**DATA SHOWN**:
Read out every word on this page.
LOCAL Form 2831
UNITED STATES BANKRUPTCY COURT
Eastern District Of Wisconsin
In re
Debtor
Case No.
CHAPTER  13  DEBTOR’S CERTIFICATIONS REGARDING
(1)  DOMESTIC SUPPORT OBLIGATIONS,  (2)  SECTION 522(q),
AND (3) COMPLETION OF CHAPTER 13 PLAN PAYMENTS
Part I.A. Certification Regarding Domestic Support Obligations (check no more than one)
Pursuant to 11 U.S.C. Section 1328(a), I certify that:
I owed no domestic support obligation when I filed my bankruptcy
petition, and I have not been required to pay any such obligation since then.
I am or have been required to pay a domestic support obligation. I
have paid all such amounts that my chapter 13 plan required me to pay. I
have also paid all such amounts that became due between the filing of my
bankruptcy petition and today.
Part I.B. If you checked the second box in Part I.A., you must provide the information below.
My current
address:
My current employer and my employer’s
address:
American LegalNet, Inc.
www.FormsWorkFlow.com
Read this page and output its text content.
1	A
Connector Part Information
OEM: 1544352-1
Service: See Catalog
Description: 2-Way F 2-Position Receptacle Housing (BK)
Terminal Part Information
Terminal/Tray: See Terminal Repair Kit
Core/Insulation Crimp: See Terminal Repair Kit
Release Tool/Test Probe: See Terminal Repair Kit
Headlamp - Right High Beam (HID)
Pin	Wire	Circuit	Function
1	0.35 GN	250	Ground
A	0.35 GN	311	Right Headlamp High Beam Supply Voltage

**EXERCISE INSTRUCTIONS**: Your task is to give the records above again, exactly.

**FINAL RESULT**:
Read out every word on this page.
LOCAL Form 2831
UNITED STATES BANKRUPTCY COURT
Eastern District Of Wisconsin
In re
Debtor
Case No.
CHAPTER  13  DEBTOR’S CERTIFICATIONS REGARDING
(1)  DOMESTIC SUPPORT OBLIGATIONS,  (2)  SECTION 522(q),
AND (3) COMPLETION OF CHAPTER 13 PLAN PAYMENTS
Part I.A. Certification Regarding Domestic Support Obligations (check no more than one)
Pursuant to 11 U.S.C. Section 1328(a), I certify that:
I owed no domestic support obligation when I filed my bankruptcy
petition, and I have not been required to pay any such obligation since then.
I am or have been required to pay a domestic support obligation. I
have paid all such amounts that my chapter 13 plan required me to pay. I
have also paid all such amounts that became due between the filing of my
bankruptcy petition and today.
Part I.B. If you checked the second box in Part I.A., you must provide the information below.
My current
address:
My current employer and my employer’s
address:
American LegalNet, Inc.
www.FormsWorkFlow.com
Read this page and output its text content.
1	A
Connector Part Information
OEM: 1544352-1
Service: See Catalog
Description: 2-Way F 2-Position Receptacle Housing (BK)
Terminal Part Information
Terminal/Tray: See Terminal Repair Kit
Core/Insulation Crimp: See Terminal Repair Kit
Release Tool/Test Probe: See Terminal Repair Kit
Headlamp - Right High Beam (HID)
Pin	Wire	Circuit	Function
1	0.35 GN	250	Ground
A	0.35 GN	311	Right Headlamp High Beam Supply Voltage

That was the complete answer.